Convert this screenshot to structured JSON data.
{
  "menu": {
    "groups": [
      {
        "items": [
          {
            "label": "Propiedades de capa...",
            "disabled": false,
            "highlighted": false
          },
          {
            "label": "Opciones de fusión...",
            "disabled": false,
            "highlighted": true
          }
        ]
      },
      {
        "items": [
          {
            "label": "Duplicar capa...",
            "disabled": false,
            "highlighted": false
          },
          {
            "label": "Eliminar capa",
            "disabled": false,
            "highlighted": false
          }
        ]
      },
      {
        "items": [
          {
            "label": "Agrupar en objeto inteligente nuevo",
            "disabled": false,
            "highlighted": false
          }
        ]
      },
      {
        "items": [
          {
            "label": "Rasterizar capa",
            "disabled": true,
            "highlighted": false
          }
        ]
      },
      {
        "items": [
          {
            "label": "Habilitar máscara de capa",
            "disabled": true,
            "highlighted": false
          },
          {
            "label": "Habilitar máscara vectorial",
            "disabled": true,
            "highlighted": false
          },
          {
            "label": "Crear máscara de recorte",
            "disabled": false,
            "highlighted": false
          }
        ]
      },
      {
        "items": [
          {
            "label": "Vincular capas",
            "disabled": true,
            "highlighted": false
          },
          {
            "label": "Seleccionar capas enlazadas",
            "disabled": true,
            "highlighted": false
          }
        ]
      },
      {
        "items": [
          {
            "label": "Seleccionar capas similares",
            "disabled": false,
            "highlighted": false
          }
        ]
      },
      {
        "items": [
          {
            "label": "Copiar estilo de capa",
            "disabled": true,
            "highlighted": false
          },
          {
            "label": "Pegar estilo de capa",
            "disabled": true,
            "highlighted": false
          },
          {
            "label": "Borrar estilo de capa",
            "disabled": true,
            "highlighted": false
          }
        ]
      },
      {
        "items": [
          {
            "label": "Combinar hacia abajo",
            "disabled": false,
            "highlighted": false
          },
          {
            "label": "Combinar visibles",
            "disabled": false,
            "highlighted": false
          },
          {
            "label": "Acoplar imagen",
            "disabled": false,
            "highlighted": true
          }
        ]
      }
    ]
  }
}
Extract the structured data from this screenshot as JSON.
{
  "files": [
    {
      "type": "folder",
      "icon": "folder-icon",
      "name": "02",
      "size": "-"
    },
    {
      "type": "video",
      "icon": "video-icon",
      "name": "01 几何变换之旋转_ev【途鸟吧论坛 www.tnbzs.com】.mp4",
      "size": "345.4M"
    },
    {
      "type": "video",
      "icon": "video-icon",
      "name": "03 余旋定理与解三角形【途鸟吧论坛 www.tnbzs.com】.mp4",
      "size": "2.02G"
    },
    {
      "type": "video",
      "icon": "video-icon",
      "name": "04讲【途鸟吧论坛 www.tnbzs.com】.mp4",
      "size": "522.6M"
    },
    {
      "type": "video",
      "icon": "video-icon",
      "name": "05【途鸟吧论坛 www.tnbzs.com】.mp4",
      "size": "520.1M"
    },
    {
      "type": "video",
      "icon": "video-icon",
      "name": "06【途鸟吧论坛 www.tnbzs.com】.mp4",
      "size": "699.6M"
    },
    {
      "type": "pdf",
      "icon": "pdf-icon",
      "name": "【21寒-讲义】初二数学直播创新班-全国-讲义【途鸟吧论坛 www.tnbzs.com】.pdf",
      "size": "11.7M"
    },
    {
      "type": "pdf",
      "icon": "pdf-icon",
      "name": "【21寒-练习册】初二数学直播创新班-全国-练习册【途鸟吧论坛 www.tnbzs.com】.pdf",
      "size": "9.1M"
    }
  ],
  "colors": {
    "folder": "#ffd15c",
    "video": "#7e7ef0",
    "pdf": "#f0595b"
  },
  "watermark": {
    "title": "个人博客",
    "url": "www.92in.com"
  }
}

---*---

REQUIREMENTS
Check all the records above and select each line where the string "Combinar" is found.

REPLY
            "label": "Combinar hacia abajo",
            "label": "Combinar visibles",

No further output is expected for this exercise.